### What this task involves
Look through the material below and give the number of lines holding "spouse", with no other words.

Dataset entries
----
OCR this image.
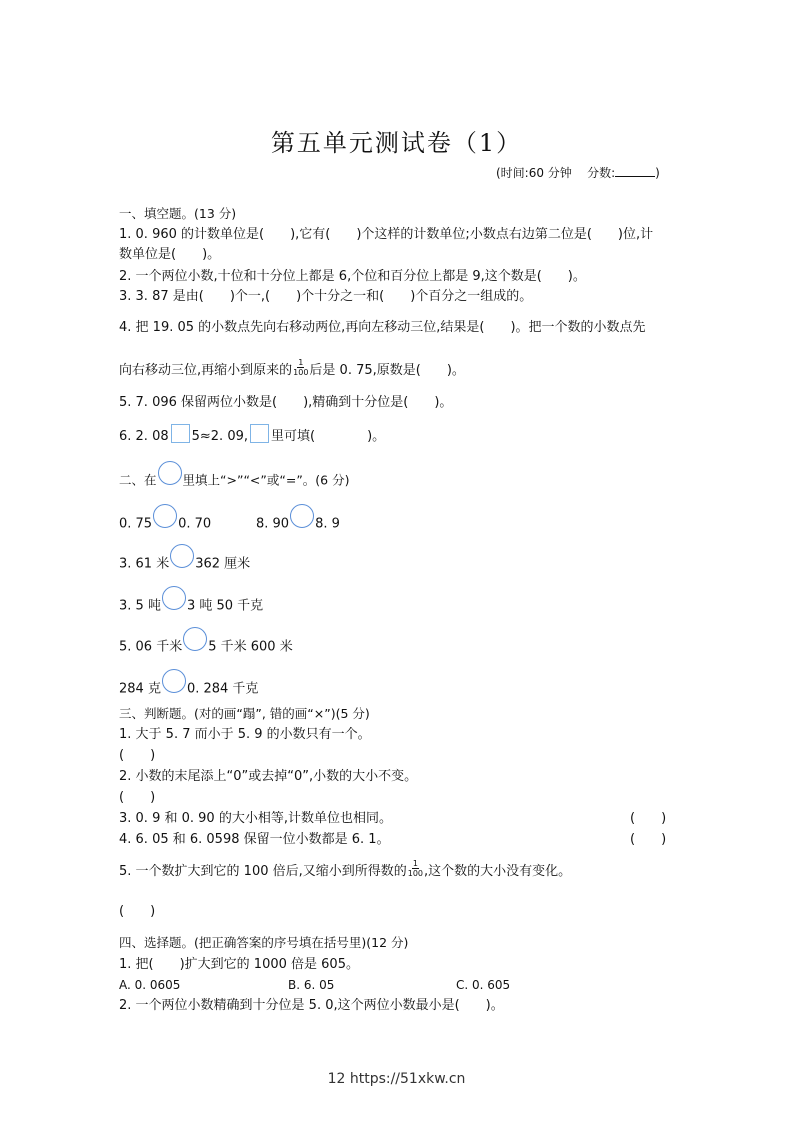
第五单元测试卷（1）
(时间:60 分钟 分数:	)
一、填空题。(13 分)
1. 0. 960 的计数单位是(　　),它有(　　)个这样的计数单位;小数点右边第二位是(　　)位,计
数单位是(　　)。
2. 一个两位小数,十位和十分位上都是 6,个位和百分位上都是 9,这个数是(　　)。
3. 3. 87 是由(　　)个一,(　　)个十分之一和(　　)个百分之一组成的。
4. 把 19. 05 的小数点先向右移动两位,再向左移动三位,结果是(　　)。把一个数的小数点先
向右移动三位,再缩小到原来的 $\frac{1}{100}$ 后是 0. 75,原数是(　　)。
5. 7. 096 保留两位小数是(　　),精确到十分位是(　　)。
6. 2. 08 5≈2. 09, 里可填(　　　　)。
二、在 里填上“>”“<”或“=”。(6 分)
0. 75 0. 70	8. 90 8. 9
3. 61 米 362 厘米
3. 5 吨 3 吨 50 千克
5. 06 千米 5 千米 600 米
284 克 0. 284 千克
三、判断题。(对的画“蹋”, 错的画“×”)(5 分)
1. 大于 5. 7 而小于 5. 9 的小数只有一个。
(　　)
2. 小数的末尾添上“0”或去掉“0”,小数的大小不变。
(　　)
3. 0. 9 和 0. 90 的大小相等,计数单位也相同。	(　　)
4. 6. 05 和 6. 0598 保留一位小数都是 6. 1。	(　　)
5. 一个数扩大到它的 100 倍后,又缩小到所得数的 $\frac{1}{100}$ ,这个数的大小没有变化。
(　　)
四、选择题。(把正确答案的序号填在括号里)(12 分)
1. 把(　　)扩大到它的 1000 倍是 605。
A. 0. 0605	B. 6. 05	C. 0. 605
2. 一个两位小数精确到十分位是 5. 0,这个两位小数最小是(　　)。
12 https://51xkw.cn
----
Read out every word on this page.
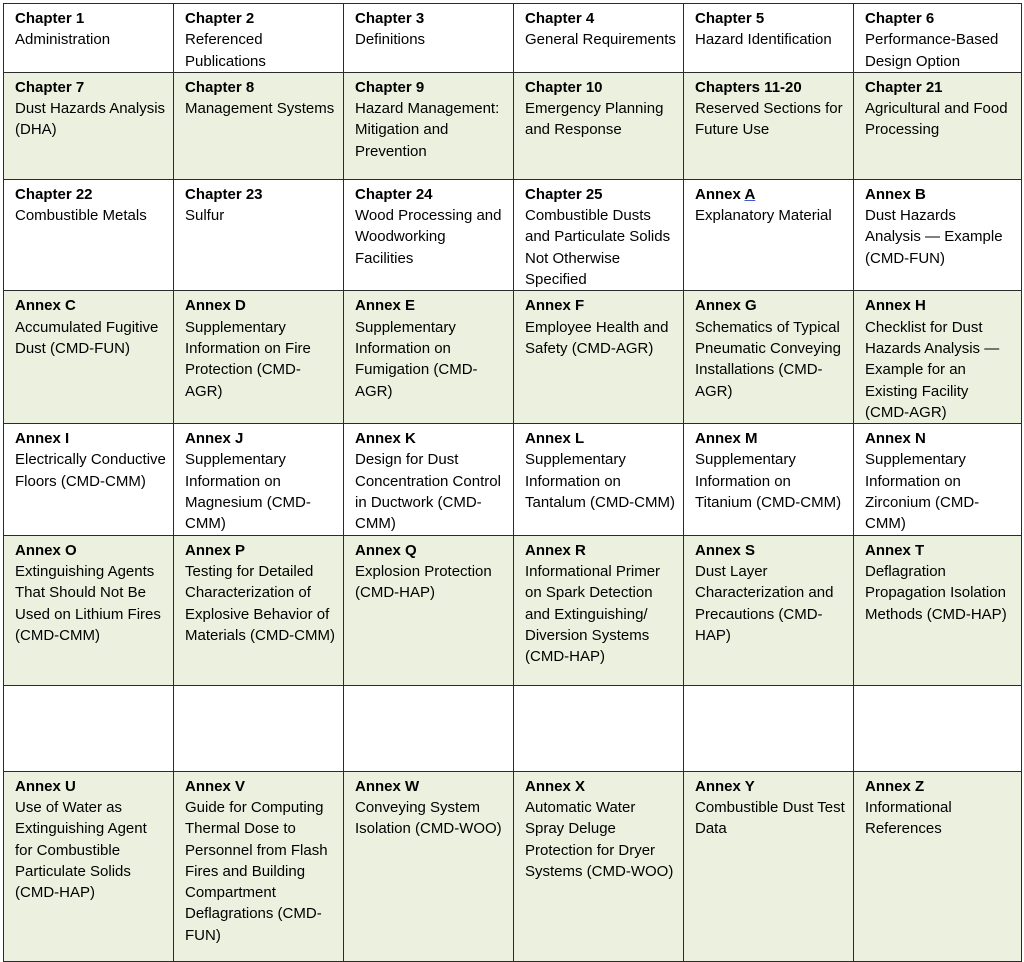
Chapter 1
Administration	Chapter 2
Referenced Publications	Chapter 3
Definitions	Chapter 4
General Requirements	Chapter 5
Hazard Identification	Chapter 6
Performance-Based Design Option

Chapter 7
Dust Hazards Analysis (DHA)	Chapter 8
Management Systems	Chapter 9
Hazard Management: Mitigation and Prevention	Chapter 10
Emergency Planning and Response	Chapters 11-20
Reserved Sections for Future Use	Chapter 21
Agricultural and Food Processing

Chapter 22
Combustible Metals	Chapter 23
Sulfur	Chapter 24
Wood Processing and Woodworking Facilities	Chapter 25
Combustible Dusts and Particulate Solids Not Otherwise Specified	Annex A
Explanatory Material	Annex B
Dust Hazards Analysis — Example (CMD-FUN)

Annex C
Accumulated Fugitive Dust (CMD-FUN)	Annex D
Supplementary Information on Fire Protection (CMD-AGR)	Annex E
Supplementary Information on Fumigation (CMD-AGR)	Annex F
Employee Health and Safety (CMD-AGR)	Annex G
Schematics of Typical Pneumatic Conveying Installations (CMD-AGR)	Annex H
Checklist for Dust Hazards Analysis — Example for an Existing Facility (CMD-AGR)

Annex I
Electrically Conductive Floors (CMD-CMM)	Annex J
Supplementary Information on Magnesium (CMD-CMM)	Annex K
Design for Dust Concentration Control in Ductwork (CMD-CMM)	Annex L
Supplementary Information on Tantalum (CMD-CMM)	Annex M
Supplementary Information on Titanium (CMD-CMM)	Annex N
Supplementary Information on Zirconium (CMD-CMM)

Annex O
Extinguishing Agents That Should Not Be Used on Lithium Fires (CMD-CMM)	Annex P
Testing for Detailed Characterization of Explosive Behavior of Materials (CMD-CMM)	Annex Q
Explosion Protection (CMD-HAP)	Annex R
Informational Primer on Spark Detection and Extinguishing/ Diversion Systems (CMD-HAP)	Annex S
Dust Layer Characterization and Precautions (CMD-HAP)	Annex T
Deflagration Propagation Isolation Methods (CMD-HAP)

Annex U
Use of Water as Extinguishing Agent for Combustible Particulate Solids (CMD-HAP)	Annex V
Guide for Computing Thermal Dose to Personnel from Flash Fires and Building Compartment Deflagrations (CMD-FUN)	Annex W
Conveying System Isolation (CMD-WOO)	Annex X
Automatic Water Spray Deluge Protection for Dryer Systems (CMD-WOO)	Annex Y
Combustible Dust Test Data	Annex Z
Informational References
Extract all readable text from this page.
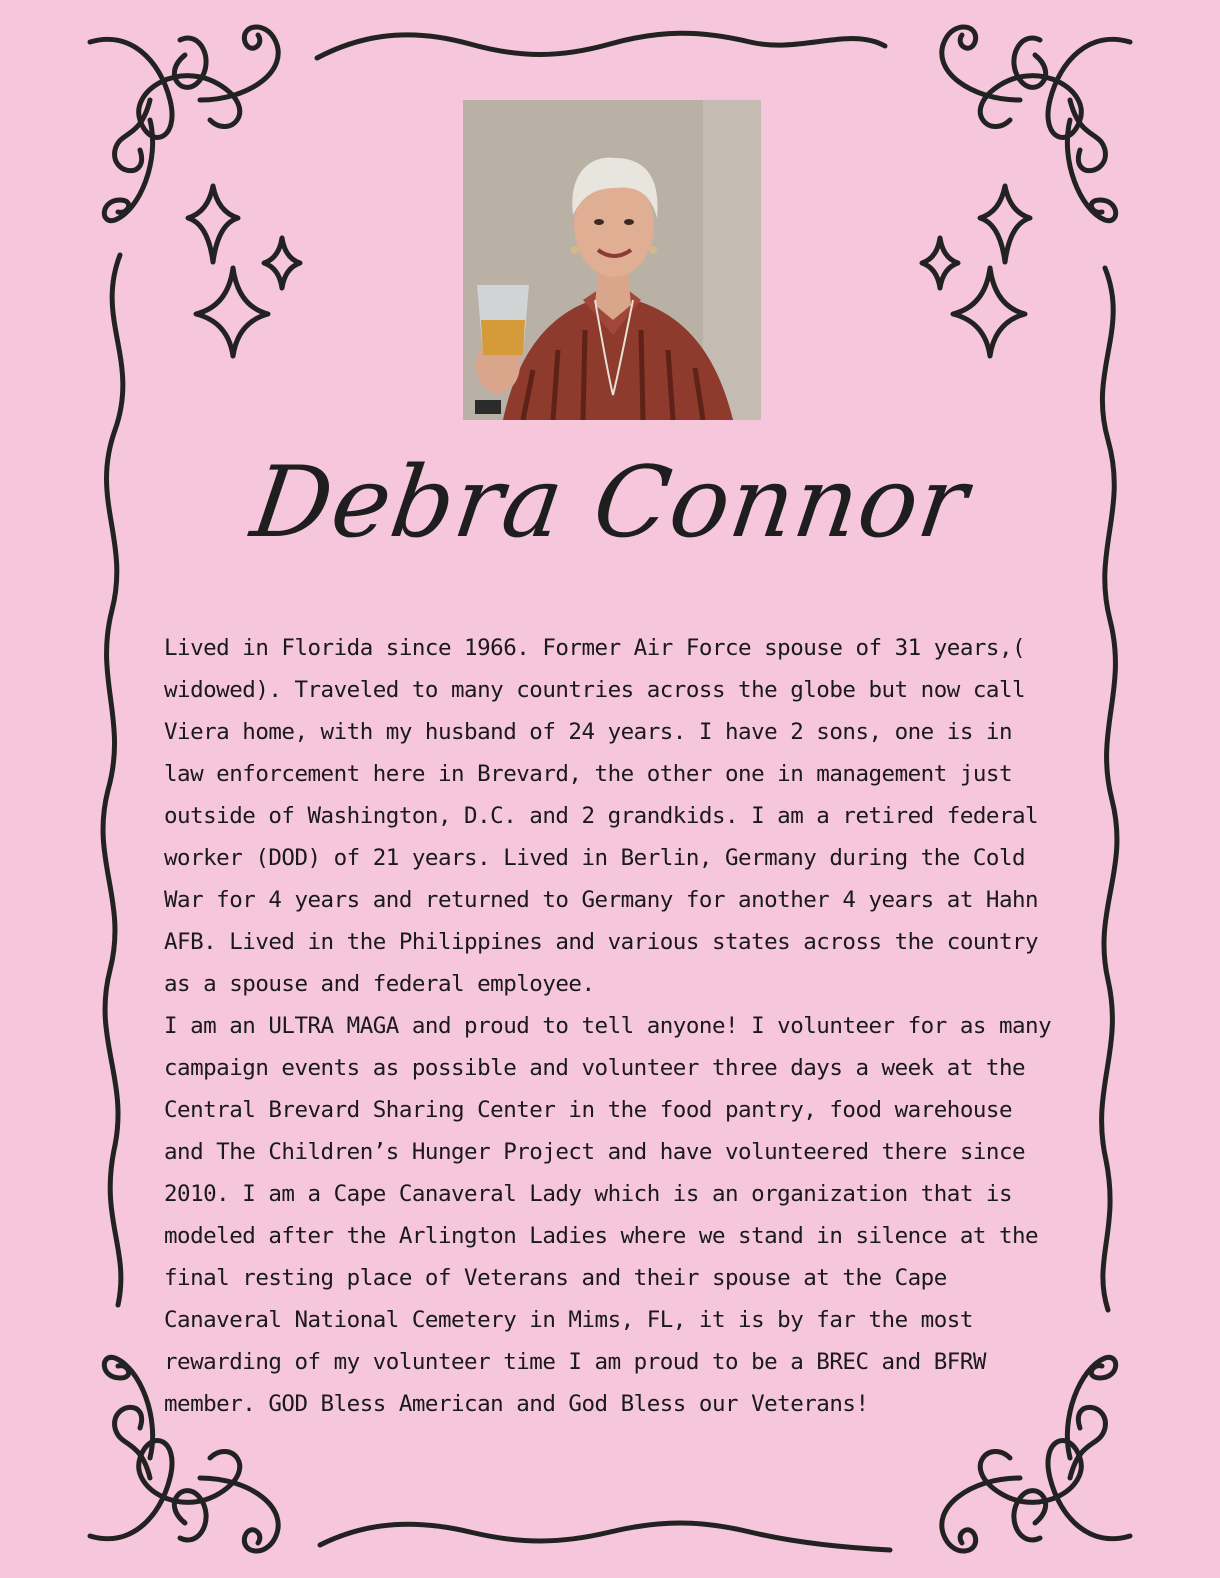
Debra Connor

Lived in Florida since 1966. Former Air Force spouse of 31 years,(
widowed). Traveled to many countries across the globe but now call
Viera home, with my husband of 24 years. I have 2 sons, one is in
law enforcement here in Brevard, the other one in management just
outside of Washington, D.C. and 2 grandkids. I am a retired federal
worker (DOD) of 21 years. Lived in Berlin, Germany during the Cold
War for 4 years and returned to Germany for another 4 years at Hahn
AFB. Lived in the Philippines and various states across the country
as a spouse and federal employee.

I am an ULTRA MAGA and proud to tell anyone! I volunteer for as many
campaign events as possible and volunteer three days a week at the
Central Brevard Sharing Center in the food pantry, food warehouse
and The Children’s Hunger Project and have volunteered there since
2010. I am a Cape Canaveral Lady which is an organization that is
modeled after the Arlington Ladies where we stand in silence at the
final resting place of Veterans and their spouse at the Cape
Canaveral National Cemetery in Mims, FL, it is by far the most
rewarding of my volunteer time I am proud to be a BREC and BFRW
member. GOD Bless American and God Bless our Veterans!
----
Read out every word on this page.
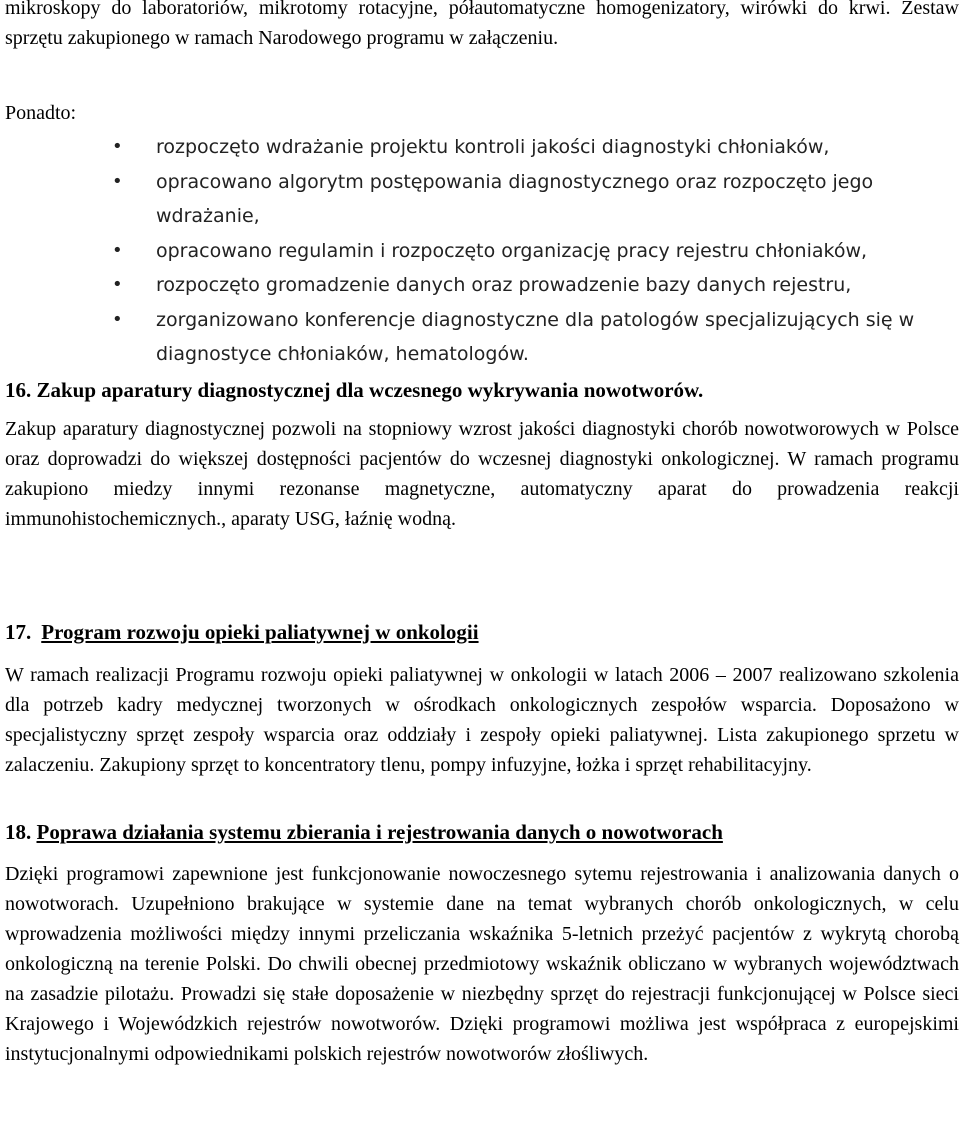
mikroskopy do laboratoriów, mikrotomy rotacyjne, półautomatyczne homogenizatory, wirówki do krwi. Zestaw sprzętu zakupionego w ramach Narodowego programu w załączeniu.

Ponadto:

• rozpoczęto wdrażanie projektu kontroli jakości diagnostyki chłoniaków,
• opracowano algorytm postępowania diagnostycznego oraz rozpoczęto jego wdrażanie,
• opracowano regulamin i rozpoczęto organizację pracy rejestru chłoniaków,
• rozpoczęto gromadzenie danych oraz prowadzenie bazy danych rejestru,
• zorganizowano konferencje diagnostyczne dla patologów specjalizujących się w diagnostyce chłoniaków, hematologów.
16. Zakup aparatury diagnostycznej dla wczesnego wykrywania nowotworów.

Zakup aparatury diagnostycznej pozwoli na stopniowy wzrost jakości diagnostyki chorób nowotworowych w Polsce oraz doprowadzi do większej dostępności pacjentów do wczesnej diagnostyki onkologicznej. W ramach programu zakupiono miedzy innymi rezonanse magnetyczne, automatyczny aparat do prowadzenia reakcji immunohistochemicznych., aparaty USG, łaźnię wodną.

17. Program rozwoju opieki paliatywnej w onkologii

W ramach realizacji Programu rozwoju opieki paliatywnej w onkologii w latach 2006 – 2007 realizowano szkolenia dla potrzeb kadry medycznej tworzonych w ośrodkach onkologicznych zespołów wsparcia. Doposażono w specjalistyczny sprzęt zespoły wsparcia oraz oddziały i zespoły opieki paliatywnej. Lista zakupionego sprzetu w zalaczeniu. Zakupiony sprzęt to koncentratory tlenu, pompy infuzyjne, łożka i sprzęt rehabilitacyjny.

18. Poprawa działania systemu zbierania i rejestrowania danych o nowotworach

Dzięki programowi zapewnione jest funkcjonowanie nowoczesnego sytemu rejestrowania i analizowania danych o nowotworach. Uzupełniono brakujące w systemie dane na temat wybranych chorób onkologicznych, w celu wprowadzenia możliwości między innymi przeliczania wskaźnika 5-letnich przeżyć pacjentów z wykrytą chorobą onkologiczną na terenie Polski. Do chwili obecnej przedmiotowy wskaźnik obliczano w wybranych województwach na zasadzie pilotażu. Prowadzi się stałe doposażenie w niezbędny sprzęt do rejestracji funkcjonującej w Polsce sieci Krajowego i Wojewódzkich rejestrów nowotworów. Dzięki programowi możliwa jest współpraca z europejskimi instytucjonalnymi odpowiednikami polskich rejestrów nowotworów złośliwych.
----
### Final answer
3